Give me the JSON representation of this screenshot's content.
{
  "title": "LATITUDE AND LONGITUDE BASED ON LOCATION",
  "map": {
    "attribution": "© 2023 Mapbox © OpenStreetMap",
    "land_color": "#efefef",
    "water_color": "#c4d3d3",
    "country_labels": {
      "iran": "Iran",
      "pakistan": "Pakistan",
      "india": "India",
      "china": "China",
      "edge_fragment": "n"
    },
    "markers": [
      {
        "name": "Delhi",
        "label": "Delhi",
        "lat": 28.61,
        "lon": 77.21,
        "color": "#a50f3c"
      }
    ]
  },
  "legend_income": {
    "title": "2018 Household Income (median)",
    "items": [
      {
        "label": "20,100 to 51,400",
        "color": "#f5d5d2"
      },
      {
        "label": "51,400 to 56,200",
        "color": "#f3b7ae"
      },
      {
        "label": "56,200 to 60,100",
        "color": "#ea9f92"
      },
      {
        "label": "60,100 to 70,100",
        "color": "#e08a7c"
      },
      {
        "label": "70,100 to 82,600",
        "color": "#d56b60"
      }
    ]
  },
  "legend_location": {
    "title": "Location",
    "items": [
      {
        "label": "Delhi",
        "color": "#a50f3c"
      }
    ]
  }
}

----------------

EXERCISE:
Repeat the material above in full, quoting it exactly.

RESPONSE:
Give me the JSON representation of this screenshot's content.
{
  "title": "LATITUDE AND LONGITUDE BASED ON LOCATION",
  "map": {
    "attribution": "© 2023 Mapbox © OpenStreetMap",
    "land_color": "#efefef",
    "water_color": "#c4d3d3",
    "country_labels": {
      "iran": "Iran",
      "pakistan": "Pakistan",
      "india": "India",
      "china": "China",
      "edge_fragment": "n"
    },
    "markers": [
      {
        "name": "Delhi",
        "label": "Delhi",
        "lat": 28.61,
        "lon": 77.21,
        "color": "#a50f3c"
      }
    ]
  },
  "legend_income": {
    "title": "2018 Household Income (median)",
    "items": [
      {
        "label": "20,100 to 51,400",
        "color": "#f5d5d2"
      },
      {
        "label": "51,400 to 56,200",
        "color": "#f3b7ae"
      },
      {
        "label": "56,200 to 60,100",
        "color": "#ea9f92"
      },
      {
        "label": "60,100 to 70,100",
        "color": "#e08a7c"
      },
      {
        "label": "70,100 to 82,600",
        "color": "#d56b60"
      }
    ]
  },
  "legend_location": {
    "title": "Location",
    "items": [
      {
        "label": "Delhi",
        "color": "#a50f3c"
      }
    ]
  }
}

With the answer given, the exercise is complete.